*AVAILABLE RECORDS*.
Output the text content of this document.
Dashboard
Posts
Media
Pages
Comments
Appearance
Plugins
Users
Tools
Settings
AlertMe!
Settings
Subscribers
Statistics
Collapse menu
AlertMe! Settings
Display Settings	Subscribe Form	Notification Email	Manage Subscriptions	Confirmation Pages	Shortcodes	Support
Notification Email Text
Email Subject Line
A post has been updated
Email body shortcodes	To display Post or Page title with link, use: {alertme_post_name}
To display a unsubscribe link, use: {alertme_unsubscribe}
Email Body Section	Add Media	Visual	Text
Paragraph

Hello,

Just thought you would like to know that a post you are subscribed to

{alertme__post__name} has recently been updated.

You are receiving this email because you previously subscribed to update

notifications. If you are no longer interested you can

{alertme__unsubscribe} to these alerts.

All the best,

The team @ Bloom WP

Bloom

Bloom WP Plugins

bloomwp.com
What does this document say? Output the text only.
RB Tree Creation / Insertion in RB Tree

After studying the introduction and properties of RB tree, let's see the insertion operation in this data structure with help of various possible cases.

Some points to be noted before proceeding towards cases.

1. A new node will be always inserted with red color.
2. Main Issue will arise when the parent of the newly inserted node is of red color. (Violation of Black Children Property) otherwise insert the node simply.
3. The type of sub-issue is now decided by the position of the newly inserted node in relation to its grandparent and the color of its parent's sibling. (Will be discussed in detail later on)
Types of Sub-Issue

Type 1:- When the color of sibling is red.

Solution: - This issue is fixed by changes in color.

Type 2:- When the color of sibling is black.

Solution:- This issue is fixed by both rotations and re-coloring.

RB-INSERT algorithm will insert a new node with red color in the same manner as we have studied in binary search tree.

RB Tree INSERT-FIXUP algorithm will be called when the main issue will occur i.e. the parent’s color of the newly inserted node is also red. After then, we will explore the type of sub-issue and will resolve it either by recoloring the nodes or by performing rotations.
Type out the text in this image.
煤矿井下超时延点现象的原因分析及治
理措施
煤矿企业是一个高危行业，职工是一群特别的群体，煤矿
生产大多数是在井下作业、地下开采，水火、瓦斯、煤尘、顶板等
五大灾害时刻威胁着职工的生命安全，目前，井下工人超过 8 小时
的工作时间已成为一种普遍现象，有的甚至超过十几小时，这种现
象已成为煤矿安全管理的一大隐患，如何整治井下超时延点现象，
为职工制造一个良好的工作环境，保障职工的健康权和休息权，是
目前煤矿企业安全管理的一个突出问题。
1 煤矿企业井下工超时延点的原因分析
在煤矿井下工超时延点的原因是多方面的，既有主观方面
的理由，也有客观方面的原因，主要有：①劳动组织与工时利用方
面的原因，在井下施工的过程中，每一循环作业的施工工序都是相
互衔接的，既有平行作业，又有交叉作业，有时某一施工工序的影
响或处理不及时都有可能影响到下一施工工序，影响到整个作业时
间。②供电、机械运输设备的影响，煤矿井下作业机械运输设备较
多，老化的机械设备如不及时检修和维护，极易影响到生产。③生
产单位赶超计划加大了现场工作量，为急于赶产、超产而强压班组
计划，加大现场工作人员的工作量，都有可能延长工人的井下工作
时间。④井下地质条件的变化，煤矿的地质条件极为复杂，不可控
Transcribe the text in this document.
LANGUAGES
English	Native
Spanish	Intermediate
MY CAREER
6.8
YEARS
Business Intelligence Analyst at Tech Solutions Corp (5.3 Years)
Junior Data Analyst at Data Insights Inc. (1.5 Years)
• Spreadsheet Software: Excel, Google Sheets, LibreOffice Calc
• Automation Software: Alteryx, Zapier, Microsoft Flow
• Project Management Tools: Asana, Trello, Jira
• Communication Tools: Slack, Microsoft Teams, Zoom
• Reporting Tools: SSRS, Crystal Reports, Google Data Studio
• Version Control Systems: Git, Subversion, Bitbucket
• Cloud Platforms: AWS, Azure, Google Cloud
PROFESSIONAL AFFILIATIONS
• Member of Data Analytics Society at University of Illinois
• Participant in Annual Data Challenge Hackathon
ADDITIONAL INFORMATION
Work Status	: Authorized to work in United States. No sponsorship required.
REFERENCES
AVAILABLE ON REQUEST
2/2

*PROBLEM STATEMENT*. Repeat the data precisely, line by line.

*EXERCISE OUTPUT*.
Output the text content of this document.
Dashboard
Posts
Media
Pages
Comments
Appearance
Plugins
Users
Tools
Settings
AlertMe!
Settings
Subscribers
Statistics
Collapse menu
AlertMe! Settings
Display Settings	Subscribe Form	Notification Email	Manage Subscriptions	Confirmation Pages	Shortcodes	Support
Notification Email Text
Email Subject Line
A post has been updated
Email body shortcodes	To display Post or Page title with link, use: {alertme_post_name}
To display a unsubscribe link, use: {alertme_unsubscribe}
Email Body Section	Add Media	Visual	Text
Paragraph

Hello,

Just thought you would like to know that a post you are subscribed to

{alertme__post__name} has recently been updated.

You are receiving this email because you previously subscribed to update

notifications. If you are no longer interested you can

{alertme__unsubscribe} to these alerts.

All the best,

The team @ Bloom WP

Bloom

Bloom WP Plugins

bloomwp.com
What does this document say? Output the text only.
RB Tree Creation / Insertion in RB Tree

After studying the introduction and properties of RB tree, let's see the insertion operation in this data structure with help of various possible cases.

Some points to be noted before proceeding towards cases.

1. A new node will be always inserted with red color.
2. Main Issue will arise when the parent of the newly inserted node is of red color. (Violation of Black Children Property) otherwise insert the node simply.
3. The type of sub-issue is now decided by the position of the newly inserted node in relation to its grandparent and the color of its parent's sibling. (Will be discussed in detail later on)
Types of Sub-Issue

Type 1:- When the color of sibling is red.

Solution: - This issue is fixed by changes in color.

Type 2:- When the color of sibling is black.

Solution:- This issue is fixed by both rotations and re-coloring.

RB-INSERT algorithm will insert a new node with red color in the same manner as we have studied in binary search tree.

RB Tree INSERT-FIXUP algorithm will be called when the main issue will occur i.e. the parent’s color of the newly inserted node is also red. After then, we will explore the type of sub-issue and will resolve it either by recoloring the nodes or by performing rotations.
Type out the text in this image.
煤矿井下超时延点现象的原因分析及治
理措施
煤矿企业是一个高危行业，职工是一群特别的群体，煤矿
生产大多数是在井下作业、地下开采，水火、瓦斯、煤尘、顶板等
五大灾害时刻威胁着职工的生命安全，目前，井下工人超过 8 小时
的工作时间已成为一种普遍现象，有的甚至超过十几小时，这种现
象已成为煤矿安全管理的一大隐患，如何整治井下超时延点现象，
为职工制造一个良好的工作环境，保障职工的健康权和休息权，是
目前煤矿企业安全管理的一个突出问题。
1 煤矿企业井下工超时延点的原因分析
在煤矿井下工超时延点的原因是多方面的，既有主观方面
的理由，也有客观方面的原因，主要有：①劳动组织与工时利用方
面的原因，在井下施工的过程中，每一循环作业的施工工序都是相
互衔接的，既有平行作业，又有交叉作业，有时某一施工工序的影
响或处理不及时都有可能影响到下一施工工序，影响到整个作业时
间。②供电、机械运输设备的影响，煤矿井下作业机械运输设备较
多，老化的机械设备如不及时检修和维护，极易影响到生产。③生
产单位赶超计划加大了现场工作量，为急于赶产、超产而强压班组
计划，加大现场工作人员的工作量，都有可能延长工人的井下工作
时间。④井下地质条件的变化，煤矿的地质条件极为复杂，不可控
Transcribe the text in this document.
LANGUAGES
English	Native
Spanish	Intermediate
MY CAREER
6.8
YEARS
Business Intelligence Analyst at Tech Solutions Corp (5.3 Years)
Junior Data Analyst at Data Insights Inc. (1.5 Years)
• Spreadsheet Software: Excel, Google Sheets, LibreOffice Calc
• Automation Software: Alteryx, Zapier, Microsoft Flow
• Project Management Tools: Asana, Trello, Jira
• Communication Tools: Slack, Microsoft Teams, Zoom
• Reporting Tools: SSRS, Crystal Reports, Google Data Studio
• Version Control Systems: Git, Subversion, Bitbucket
• Cloud Platforms: AWS, Azure, Google Cloud
PROFESSIONAL AFFILIATIONS
• Member of Data Analytics Society at University of Illinois
• Participant in Annual Data Challenge Hackathon
ADDITIONAL INFORMATION
Work Status	: Authorized to work in United States. No sponsorship required.
REFERENCES
AVAILABLE ON REQUEST
2/2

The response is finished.